**Listed entries:**
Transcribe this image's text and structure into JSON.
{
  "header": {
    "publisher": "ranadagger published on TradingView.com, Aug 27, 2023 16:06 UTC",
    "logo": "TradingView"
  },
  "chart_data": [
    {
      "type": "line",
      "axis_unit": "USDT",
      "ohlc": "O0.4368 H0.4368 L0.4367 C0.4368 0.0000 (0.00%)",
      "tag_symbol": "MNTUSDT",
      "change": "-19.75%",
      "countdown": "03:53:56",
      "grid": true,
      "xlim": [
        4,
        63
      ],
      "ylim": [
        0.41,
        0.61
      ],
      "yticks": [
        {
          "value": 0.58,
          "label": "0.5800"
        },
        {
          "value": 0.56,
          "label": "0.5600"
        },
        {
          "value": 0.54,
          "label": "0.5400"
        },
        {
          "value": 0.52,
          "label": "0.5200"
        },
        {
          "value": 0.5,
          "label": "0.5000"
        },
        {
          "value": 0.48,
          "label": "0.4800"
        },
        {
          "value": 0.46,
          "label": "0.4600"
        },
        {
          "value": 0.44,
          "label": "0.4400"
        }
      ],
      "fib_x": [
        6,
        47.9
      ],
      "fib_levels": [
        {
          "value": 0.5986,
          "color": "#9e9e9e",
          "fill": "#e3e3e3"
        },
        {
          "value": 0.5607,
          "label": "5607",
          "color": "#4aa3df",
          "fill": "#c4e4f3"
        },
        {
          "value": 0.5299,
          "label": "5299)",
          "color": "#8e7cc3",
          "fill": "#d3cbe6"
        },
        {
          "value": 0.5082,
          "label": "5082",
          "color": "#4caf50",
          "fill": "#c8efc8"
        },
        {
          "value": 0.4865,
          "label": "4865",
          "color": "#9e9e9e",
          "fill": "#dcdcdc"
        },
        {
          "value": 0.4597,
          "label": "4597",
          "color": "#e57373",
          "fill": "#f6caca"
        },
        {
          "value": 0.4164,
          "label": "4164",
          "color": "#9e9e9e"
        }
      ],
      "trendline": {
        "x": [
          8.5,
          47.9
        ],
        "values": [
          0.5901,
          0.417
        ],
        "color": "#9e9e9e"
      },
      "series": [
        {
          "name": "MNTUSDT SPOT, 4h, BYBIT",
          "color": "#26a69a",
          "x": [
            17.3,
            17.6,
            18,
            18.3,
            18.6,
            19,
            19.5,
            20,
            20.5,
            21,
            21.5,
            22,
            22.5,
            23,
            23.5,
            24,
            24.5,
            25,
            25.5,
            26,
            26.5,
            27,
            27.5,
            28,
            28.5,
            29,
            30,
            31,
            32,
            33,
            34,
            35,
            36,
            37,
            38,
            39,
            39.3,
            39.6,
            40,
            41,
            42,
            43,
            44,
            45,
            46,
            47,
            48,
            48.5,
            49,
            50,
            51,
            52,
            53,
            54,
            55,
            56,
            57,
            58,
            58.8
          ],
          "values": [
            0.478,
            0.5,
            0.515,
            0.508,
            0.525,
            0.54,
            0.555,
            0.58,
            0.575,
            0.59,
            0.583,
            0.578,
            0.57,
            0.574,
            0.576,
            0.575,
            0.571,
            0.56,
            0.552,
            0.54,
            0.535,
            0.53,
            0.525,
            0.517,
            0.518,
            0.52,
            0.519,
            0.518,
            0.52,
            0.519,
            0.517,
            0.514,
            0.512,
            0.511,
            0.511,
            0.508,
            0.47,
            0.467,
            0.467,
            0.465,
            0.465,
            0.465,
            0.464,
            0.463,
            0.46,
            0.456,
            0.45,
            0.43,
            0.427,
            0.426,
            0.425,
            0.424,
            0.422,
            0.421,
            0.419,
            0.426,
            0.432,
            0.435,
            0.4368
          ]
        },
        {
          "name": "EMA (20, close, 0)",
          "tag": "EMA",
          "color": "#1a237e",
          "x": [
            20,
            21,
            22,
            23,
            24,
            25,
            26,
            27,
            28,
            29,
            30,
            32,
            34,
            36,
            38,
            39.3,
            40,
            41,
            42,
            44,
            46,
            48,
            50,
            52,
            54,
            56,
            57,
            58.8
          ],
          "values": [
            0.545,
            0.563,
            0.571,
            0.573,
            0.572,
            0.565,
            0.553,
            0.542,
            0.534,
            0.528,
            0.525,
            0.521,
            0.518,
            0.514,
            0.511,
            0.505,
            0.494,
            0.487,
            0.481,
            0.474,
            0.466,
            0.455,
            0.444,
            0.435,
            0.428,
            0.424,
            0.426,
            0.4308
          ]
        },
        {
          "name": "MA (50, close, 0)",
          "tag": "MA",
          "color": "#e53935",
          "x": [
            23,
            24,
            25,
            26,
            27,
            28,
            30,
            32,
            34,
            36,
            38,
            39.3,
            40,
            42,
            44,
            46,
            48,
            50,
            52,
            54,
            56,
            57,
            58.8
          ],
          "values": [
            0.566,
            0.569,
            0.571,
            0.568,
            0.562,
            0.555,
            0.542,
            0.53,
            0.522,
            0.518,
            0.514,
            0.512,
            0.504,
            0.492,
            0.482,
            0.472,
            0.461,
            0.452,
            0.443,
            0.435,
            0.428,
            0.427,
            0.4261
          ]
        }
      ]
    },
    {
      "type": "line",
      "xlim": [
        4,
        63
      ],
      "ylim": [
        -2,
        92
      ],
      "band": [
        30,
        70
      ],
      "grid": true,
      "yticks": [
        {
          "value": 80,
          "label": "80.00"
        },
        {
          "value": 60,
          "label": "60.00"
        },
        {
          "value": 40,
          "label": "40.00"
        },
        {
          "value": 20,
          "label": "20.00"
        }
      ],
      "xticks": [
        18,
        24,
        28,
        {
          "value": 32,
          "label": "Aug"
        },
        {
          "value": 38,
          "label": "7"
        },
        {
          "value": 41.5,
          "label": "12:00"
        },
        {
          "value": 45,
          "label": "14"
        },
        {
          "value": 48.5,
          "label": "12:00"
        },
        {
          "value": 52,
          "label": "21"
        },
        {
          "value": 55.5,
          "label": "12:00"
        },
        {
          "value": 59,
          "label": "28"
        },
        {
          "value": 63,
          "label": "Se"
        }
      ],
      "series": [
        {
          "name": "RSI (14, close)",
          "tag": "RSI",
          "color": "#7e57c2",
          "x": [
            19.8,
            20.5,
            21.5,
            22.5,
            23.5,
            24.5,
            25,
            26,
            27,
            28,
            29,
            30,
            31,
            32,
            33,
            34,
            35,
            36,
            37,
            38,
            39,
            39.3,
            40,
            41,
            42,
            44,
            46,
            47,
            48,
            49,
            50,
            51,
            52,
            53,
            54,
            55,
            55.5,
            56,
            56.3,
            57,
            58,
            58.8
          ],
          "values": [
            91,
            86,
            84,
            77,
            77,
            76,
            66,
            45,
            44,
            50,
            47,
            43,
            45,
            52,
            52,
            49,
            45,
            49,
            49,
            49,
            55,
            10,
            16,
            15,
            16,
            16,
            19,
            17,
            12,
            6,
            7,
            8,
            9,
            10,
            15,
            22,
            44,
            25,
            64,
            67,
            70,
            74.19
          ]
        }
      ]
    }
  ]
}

**Required task:**
Quote the data above in full, changing nothing.

**Task response:**
Transcribe this image's text and structure into JSON.
{
  "header": {
    "publisher": "ranadagger published on TradingView.com, Aug 27, 2023 16:06 UTC",
    "logo": "TradingView"
  },
  "chart_data": [
    {
      "type": "line",
      "axis_unit": "USDT",
      "ohlc": "O0.4368 H0.4368 L0.4367 C0.4368 0.0000 (0.00%)",
      "tag_symbol": "MNTUSDT",
      "change": "-19.75%",
      "countdown": "03:53:56",
      "grid": true,
      "xlim": [
        4,
        63
      ],
      "ylim": [
        0.41,
        0.61
      ],
      "yticks": [
        {
          "value": 0.58,
          "label": "0.5800"
        },
        {
          "value": 0.56,
          "label": "0.5600"
        },
        {
          "value": 0.54,
          "label": "0.5400"
        },
        {
          "value": 0.52,
          "label": "0.5200"
        },
        {
          "value": 0.5,
          "label": "0.5000"
        },
        {
          "value": 0.48,
          "label": "0.4800"
        },
        {
          "value": 0.46,
          "label": "0.4600"
        },
        {
          "value": 0.44,
          "label": "0.4400"
        }
      ],
      "fib_x": [
        6,
        47.9
      ],
      "fib_levels": [
        {
          "value": 0.5986,
          "color": "#9e9e9e",
          "fill": "#e3e3e3"
        },
        {
          "value": 0.5607,
          "label": "5607",
          "color": "#4aa3df",
          "fill": "#c4e4f3"
        },
        {
          "value": 0.5299,
          "label": "5299)",
          "color": "#8e7cc3",
          "fill": "#d3cbe6"
        },
        {
          "value": 0.5082,
          "label": "5082",
          "color": "#4caf50",
          "fill": "#c8efc8"
        },
        {
          "value": 0.4865,
          "label": "4865",
          "color": "#9e9e9e",
          "fill": "#dcdcdc"
        },
        {
          "value": 0.4597,
          "label": "4597",
          "color": "#e57373",
          "fill": "#f6caca"
        },
        {
          "value": 0.4164,
          "label": "4164",
          "color": "#9e9e9e"
        }
      ],
      "trendline": {
        "x": [
          8.5,
          47.9
        ],
        "values": [
          0.5901,
          0.417
        ],
        "color": "#9e9e9e"
      },
      "series": [
        {
          "name": "MNTUSDT SPOT, 4h, BYBIT",
          "color": "#26a69a",
          "x": [
            17.3,
            17.6,
            18,
            18.3,
            18.6,
            19,
            19.5,
            20,
            20.5,
            21,
            21.5,
            22,
            22.5,
            23,
            23.5,
            24,
            24.5,
            25,
            25.5,
            26,
            26.5,
            27,
            27.5,
            28,
            28.5,
            29,
            30,
            31,
            32,
            33,
            34,
            35,
            36,
            37,
            38,
            39,
            39.3,
            39.6,
            40,
            41,
            42,
            43,
            44,
            45,
            46,
            47,
            48,
            48.5,
            49,
            50,
            51,
            52,
            53,
            54,
            55,
            56,
            57,
            58,
            58.8
          ],
          "values": [
            0.478,
            0.5,
            0.515,
            0.508,
            0.525,
            0.54,
            0.555,
            0.58,
            0.575,
            0.59,
            0.583,
            0.578,
            0.57,
            0.574,
            0.576,
            0.575,
            0.571,
            0.56,
            0.552,
            0.54,
            0.535,
            0.53,
            0.525,
            0.517,
            0.518,
            0.52,
            0.519,
            0.518,
            0.52,
            0.519,
            0.517,
            0.514,
            0.512,
            0.511,
            0.511,
            0.508,
            0.47,
            0.467,
            0.467,
            0.465,
            0.465,
            0.465,
            0.464,
            0.463,
            0.46,
            0.456,
            0.45,
            0.43,
            0.427,
            0.426,
            0.425,
            0.424,
            0.422,
            0.421,
            0.419,
            0.426,
            0.432,
            0.435,
            0.4368
          ]
        },
        {
          "name": "EMA (20, close, 0)",
          "tag": "EMA",
          "color": "#1a237e",
          "x": [
            20,
            21,
            22,
            23,
            24,
            25,
            26,
            27,
            28,
            29,
            30,
            32,
            34,
            36,
            38,
            39.3,
            40,
            41,
            42,
            44,
            46,
            48,
            50,
            52,
            54,
            56,
            57,
            58.8
          ],
          "values": [
            0.545,
            0.563,
            0.571,
            0.573,
            0.572,
            0.565,
            0.553,
            0.542,
            0.534,
            0.528,
            0.525,
            0.521,
            0.518,
            0.514,
            0.511,
            0.505,
            0.494,
            0.487,
            0.481,
            0.474,
            0.466,
            0.455,
            0.444,
            0.435,
            0.428,
            0.424,
            0.426,
            0.4308
          ]
        },
        {
          "name": "MA (50, close, 0)",
          "tag": "MA",
          "color": "#e53935",
          "x": [
            23,
            24,
            25,
            26,
            27,
            28,
            30,
            32,
            34,
            36,
            38,
            39.3,
            40,
            42,
            44,
            46,
            48,
            50,
            52,
            54,
            56,
            57,
            58.8
          ],
          "values": [
            0.566,
            0.569,
            0.571,
            0.568,
            0.562,
            0.555,
            0.542,
            0.53,
            0.522,
            0.518,
            0.514,
            0.512,
            0.504,
            0.492,
            0.482,
            0.472,
            0.461,
            0.452,
            0.443,
            0.435,
            0.428,
            0.427,
            0.4261
          ]
        }
      ]
    },
    {
      "type": "line",
      "xlim": [
        4,
        63
      ],
      "ylim": [
        -2,
        92
      ],
      "band": [
        30,
        70
      ],
      "grid": true,
      "yticks": [
        {
          "value": 80,
          "label": "80.00"
        },
        {
          "value": 60,
          "label": "60.00"
        },
        {
          "value": 40,
          "label": "40.00"
        },
        {
          "value": 20,
          "label": "20.00"
        }
      ],
      "xticks": [
        18,
        24,
        28,
        {
          "value": 32,
          "label": "Aug"
        },
        {
          "value": 38,
          "label": "7"
        },
        {
          "value": 41.5,
          "label": "12:00"
        },
        {
          "value": 45,
          "label": "14"
        },
        {
          "value": 48.5,
          "label": "12:00"
        },
        {
          "value": 52,
          "label": "21"
        },
        {
          "value": 55.5,
          "label": "12:00"
        },
        {
          "value": 59,
          "label": "28"
        },
        {
          "value": 63,
          "label": "Se"
        }
      ],
      "series": [
        {
          "name": "RSI (14, close)",
          "tag": "RSI",
          "color": "#7e57c2",
          "x": [
            19.8,
            20.5,
            21.5,
            22.5,
            23.5,
            24.5,
            25,
            26,
            27,
            28,
            29,
            30,
            31,
            32,
            33,
            34,
            35,
            36,
            37,
            38,
            39,
            39.3,
            40,
            41,
            42,
            44,
            46,
            47,
            48,
            49,
            50,
            51,
            52,
            53,
            54,
            55,
            55.5,
            56,
            56.3,
            57,
            58,
            58.8
          ],
          "values": [
            91,
            86,
            84,
            77,
            77,
            76,
            66,
            45,
            44,
            50,
            47,
            43,
            45,
            52,
            52,
            49,
            45,
            49,
            49,
            49,
            55,
            10,
            16,
            15,
            16,
            16,
            19,
            17,
            12,
            6,
            7,
            8,
            9,
            10,
            15,
            22,
            44,
            25,
            64,
            67,
            70,
            74.19
          ]
        }
      ]
    }
  ]
}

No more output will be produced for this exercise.